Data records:
####
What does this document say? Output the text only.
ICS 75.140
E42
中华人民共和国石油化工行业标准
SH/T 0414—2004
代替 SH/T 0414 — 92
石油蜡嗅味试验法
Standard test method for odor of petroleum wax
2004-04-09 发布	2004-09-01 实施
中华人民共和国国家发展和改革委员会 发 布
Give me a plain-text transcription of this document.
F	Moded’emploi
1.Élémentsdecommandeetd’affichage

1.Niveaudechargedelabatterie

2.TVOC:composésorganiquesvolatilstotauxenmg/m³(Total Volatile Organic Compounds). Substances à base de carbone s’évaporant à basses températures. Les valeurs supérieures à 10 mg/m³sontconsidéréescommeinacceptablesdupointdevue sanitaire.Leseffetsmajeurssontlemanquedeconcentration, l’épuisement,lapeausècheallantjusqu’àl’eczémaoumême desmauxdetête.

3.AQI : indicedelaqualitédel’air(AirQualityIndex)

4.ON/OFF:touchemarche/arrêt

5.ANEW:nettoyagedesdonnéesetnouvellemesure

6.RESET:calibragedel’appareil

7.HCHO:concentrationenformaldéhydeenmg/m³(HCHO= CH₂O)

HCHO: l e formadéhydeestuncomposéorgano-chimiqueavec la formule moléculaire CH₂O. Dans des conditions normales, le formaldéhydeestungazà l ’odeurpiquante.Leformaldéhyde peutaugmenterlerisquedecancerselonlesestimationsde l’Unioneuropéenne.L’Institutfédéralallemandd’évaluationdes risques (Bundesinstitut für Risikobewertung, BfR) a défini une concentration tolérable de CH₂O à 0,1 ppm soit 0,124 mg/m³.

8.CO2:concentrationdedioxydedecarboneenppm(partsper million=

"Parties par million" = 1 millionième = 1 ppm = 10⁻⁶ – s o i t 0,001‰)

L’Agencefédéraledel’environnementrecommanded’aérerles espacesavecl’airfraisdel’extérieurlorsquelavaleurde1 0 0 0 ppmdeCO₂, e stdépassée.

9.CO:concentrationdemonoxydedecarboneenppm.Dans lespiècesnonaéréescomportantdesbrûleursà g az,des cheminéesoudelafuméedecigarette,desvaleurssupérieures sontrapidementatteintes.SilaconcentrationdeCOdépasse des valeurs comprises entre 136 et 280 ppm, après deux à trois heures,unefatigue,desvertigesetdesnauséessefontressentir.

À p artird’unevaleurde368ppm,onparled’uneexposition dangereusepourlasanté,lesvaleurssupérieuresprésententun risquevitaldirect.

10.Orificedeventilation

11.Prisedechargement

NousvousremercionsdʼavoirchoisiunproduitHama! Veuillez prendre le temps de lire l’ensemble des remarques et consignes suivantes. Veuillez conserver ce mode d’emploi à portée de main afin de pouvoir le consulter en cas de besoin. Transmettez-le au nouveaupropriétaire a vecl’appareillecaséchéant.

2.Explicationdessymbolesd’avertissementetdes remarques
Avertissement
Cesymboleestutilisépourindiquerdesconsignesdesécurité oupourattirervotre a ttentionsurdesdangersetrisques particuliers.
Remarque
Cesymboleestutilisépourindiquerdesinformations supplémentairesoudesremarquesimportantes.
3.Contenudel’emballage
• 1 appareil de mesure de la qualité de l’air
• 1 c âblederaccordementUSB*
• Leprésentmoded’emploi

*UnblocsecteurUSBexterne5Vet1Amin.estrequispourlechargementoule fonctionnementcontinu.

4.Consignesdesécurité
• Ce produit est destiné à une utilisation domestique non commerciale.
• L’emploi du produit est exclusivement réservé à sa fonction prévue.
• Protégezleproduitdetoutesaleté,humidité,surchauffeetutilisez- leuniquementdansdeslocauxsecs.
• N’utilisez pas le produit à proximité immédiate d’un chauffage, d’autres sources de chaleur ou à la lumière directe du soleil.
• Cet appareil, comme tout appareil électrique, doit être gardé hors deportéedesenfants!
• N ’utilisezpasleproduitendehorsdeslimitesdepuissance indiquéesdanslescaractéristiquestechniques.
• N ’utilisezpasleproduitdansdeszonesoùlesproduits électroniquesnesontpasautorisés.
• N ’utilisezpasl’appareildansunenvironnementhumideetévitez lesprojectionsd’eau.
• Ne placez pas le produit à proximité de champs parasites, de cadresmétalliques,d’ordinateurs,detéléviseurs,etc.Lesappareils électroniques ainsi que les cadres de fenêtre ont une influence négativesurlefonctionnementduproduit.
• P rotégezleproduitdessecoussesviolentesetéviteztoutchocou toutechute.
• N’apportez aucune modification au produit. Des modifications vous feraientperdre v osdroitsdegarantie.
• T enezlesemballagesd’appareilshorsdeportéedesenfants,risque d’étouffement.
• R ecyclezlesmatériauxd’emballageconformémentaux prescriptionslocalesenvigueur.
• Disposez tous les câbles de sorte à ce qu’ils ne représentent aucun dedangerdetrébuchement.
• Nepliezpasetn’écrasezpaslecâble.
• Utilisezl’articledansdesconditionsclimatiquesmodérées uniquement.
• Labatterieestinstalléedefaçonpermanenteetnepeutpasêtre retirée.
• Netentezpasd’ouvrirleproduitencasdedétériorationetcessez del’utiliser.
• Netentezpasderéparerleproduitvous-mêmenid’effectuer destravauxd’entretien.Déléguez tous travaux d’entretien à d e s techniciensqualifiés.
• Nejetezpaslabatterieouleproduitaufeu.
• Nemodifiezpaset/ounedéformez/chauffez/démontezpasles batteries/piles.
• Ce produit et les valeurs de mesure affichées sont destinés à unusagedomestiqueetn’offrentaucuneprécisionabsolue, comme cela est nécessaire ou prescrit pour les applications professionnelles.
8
####
Exercise details -
Which lines above contain "HCHO"? Show each of them.

Response for this exercise -
7.HCHO:concentrationenformaldéhydeenmg/m³(HCHO= CH₂O)
HCHO: l e formadéhydeestuncomposéorgano-chimiqueavec la formule moléculaire CH₂O. Dans des conditions normales, le formaldéhydeestungazà l ’odeurpiquante.Leformaldéhyde peutaugmenterlerisquedecancerselonlesestimationsde l’Unioneuropéenne.L’Institutfédéralallemandd’évaluationdes risques (Bundesinstitut für Risikobewertung, BfR) a défini une concentration tolérable de CH₂O à 0,1 ppm soit 0,124 mg/m³.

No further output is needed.